**YOUR INSTRUCTIONS**
Below are some records; work out how many of their lines contain "Workspace" and give the number only.

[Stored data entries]
— BEGIN —

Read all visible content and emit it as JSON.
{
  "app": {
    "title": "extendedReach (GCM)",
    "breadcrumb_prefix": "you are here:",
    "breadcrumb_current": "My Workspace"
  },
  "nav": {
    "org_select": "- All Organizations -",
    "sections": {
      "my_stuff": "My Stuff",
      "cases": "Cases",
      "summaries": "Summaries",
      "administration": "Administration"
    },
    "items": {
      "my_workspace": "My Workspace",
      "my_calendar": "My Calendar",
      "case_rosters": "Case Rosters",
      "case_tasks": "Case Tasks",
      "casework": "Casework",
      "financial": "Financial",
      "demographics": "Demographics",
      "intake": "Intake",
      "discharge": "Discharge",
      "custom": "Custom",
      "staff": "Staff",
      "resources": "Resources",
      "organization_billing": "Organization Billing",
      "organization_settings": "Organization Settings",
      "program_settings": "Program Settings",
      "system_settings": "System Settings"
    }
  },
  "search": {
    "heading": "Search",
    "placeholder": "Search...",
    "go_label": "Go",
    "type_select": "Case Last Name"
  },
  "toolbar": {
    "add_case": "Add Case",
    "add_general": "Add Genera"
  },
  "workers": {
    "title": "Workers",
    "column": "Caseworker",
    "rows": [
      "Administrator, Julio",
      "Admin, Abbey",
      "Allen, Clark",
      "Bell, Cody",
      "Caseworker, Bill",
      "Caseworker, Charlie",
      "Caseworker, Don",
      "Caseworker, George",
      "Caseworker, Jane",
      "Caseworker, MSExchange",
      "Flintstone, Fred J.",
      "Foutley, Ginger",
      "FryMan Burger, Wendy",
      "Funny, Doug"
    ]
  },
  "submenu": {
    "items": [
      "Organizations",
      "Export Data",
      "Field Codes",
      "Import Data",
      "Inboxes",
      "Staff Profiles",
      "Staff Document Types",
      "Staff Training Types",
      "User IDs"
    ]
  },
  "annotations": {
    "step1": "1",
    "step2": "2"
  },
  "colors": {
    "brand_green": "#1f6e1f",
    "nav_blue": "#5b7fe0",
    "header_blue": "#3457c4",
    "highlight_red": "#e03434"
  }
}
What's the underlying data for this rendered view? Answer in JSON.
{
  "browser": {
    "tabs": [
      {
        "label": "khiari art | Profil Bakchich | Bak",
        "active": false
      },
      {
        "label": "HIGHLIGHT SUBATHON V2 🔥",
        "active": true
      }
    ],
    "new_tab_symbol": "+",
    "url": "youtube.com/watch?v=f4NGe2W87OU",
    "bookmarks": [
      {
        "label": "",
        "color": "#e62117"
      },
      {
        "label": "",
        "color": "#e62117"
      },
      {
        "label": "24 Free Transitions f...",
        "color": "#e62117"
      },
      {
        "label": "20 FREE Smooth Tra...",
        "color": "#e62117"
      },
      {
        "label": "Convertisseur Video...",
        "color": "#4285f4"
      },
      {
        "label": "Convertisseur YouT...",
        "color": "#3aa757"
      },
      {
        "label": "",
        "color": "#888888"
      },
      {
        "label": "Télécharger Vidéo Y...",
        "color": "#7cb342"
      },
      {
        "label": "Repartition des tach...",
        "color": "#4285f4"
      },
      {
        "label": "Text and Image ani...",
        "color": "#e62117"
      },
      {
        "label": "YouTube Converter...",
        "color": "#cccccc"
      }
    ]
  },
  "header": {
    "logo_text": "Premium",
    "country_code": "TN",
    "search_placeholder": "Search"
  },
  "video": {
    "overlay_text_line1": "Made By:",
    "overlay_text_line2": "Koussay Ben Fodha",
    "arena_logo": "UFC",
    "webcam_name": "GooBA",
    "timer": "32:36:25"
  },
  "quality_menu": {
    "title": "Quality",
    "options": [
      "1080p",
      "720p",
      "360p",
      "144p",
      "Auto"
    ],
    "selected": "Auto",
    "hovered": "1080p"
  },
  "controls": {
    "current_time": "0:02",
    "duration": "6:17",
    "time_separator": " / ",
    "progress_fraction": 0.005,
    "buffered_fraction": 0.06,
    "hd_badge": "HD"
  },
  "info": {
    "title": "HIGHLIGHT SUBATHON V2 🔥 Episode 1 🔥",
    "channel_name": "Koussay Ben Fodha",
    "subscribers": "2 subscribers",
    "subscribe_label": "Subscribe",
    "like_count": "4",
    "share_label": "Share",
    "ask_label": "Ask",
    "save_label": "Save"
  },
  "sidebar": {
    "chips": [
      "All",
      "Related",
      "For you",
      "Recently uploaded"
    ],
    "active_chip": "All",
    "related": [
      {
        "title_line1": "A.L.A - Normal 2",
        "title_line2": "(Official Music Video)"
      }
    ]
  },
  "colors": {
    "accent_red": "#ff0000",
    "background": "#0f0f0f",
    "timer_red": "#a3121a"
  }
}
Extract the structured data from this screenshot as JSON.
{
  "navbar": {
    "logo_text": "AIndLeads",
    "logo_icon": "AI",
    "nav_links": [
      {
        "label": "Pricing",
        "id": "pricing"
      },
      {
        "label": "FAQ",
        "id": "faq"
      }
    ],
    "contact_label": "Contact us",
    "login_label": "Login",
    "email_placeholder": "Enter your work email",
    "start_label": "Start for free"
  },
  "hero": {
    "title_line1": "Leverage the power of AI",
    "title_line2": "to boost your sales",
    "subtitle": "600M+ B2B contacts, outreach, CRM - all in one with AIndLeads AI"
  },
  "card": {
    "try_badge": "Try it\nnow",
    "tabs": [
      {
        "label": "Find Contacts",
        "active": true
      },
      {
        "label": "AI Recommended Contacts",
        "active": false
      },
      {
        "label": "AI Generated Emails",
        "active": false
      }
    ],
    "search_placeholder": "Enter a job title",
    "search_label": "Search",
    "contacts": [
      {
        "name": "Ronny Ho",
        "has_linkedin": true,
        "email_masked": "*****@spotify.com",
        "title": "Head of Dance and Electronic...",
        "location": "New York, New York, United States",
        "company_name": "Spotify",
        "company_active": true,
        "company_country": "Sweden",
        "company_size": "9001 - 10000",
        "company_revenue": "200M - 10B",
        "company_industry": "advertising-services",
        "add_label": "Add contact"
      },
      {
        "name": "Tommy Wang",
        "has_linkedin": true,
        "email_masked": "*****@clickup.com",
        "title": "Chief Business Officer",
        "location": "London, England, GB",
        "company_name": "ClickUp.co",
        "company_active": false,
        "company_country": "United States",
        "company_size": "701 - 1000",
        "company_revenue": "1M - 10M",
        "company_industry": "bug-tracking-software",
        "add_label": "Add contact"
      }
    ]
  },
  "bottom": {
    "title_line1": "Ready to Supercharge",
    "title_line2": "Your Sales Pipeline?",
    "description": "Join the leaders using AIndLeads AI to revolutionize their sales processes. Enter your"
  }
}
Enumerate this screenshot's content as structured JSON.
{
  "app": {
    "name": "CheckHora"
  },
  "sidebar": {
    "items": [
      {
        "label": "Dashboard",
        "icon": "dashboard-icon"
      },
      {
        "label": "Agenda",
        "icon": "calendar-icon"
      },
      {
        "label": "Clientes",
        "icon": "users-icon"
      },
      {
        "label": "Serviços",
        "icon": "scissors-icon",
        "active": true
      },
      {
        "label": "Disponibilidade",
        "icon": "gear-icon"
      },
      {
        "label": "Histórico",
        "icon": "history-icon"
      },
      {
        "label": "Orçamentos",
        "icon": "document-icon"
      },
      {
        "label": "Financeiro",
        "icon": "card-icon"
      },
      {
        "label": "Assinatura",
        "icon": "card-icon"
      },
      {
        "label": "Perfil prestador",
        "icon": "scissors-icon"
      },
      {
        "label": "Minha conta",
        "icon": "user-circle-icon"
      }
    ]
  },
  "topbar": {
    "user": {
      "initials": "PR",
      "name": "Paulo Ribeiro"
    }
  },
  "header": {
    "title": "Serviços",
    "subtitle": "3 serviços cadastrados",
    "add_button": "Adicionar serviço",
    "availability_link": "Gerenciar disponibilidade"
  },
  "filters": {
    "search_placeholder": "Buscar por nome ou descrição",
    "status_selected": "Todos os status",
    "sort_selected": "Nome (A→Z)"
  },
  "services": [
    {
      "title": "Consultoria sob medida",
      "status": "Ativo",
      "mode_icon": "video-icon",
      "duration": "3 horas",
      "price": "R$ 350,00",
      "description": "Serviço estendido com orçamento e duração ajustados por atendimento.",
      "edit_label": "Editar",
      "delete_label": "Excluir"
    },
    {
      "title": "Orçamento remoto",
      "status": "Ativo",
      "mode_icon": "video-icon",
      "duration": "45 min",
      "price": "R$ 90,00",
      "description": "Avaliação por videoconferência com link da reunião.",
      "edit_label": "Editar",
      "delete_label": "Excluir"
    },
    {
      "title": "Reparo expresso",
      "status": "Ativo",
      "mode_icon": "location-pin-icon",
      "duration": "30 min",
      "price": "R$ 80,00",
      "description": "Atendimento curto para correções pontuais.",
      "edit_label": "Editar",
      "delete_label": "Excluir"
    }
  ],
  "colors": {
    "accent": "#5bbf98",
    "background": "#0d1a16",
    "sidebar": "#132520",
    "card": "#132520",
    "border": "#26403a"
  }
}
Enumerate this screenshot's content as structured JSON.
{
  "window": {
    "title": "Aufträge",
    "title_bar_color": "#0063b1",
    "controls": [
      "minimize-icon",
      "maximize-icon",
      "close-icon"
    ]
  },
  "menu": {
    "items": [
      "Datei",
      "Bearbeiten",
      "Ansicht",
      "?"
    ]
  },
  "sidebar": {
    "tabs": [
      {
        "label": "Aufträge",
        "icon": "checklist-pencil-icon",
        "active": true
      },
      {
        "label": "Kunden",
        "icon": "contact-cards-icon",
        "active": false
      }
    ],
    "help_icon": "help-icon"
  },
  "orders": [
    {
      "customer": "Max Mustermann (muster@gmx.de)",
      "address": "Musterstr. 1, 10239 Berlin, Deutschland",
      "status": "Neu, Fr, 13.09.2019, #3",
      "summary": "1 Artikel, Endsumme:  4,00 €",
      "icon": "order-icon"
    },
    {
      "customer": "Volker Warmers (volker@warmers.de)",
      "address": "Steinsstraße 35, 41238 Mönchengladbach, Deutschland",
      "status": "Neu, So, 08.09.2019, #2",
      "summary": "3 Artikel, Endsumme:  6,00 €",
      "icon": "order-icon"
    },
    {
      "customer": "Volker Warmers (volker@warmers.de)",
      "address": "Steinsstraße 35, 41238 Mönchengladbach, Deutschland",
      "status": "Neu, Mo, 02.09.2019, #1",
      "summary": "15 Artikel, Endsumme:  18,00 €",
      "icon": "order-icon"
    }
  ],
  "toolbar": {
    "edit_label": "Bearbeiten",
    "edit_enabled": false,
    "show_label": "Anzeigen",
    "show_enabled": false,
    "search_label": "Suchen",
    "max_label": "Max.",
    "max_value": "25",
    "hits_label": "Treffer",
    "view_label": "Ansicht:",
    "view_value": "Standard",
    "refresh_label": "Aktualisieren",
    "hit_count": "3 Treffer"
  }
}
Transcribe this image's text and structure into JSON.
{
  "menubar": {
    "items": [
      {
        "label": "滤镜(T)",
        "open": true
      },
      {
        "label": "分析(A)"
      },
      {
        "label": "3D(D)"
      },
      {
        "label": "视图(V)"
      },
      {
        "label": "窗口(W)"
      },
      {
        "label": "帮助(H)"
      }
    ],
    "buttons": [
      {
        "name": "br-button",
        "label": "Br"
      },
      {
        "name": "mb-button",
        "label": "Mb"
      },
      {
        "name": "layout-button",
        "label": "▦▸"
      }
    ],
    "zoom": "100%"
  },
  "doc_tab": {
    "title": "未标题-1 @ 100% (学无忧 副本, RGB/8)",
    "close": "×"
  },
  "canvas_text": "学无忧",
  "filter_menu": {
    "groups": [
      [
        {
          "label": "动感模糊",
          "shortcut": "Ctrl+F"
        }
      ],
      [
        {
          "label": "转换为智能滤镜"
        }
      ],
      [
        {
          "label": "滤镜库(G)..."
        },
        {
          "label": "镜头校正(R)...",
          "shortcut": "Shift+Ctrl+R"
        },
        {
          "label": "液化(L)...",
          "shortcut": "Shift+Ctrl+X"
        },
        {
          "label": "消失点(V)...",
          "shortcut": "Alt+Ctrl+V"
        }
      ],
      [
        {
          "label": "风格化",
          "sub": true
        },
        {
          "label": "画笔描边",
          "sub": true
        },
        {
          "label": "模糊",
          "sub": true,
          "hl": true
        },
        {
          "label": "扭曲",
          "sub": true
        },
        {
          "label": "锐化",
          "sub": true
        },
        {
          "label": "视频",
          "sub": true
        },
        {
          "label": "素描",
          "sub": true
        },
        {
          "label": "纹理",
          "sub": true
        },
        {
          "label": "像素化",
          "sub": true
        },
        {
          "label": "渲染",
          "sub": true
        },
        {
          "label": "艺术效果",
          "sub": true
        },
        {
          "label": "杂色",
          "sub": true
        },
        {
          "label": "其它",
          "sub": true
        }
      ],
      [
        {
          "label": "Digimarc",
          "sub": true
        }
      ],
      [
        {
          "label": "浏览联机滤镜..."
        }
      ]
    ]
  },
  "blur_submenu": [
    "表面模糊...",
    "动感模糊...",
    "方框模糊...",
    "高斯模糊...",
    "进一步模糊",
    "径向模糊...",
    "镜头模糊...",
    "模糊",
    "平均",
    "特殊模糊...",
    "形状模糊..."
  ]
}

— END —

**OUTPUT**
2